List every line in the entries below that contains the word "with".

Start of Task material

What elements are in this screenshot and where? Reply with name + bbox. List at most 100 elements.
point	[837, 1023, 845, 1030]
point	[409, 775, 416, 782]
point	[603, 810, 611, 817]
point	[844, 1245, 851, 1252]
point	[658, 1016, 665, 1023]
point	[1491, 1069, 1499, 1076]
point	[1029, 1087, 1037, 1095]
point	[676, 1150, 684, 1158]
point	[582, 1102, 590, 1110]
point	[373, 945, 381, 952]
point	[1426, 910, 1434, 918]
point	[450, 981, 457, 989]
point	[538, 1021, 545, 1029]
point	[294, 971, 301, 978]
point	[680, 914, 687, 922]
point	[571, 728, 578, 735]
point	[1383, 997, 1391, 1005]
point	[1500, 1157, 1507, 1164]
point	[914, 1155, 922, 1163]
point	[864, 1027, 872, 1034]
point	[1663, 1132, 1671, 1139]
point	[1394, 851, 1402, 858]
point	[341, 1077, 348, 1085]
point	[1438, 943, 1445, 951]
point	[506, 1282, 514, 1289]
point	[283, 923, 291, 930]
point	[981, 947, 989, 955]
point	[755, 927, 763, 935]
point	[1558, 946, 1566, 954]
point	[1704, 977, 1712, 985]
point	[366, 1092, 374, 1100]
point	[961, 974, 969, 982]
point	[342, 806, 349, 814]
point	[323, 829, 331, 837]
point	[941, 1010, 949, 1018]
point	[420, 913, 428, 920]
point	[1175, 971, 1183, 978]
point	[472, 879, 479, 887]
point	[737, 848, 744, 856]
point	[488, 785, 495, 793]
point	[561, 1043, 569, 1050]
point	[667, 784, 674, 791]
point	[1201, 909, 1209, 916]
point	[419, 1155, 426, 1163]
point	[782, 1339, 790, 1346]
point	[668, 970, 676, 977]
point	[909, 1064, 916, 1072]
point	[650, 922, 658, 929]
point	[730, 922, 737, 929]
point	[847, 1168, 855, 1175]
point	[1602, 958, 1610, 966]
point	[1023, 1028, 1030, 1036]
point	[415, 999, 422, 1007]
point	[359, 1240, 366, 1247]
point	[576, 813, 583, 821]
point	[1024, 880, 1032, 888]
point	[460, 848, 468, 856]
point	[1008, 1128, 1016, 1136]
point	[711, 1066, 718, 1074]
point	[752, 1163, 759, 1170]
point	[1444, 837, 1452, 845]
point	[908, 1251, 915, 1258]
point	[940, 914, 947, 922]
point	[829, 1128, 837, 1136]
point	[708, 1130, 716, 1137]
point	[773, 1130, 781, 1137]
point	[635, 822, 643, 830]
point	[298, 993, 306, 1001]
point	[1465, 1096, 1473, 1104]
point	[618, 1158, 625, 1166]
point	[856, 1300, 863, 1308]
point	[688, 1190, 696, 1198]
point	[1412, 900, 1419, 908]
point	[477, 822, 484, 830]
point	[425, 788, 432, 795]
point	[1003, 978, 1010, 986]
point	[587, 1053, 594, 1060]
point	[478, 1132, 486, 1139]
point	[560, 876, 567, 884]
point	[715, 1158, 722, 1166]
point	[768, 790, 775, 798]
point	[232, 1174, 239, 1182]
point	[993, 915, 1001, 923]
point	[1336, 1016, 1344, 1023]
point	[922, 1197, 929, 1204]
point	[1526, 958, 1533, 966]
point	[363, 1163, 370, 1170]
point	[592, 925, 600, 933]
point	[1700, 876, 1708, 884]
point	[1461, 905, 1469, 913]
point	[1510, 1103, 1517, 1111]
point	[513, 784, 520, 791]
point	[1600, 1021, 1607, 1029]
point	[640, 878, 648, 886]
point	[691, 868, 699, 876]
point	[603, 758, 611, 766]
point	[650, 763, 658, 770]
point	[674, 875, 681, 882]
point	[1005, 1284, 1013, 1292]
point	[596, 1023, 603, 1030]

End of Task material

(Response):
What elements are in this screenshot and where? Reply with name + bbox. List at most 100 elements.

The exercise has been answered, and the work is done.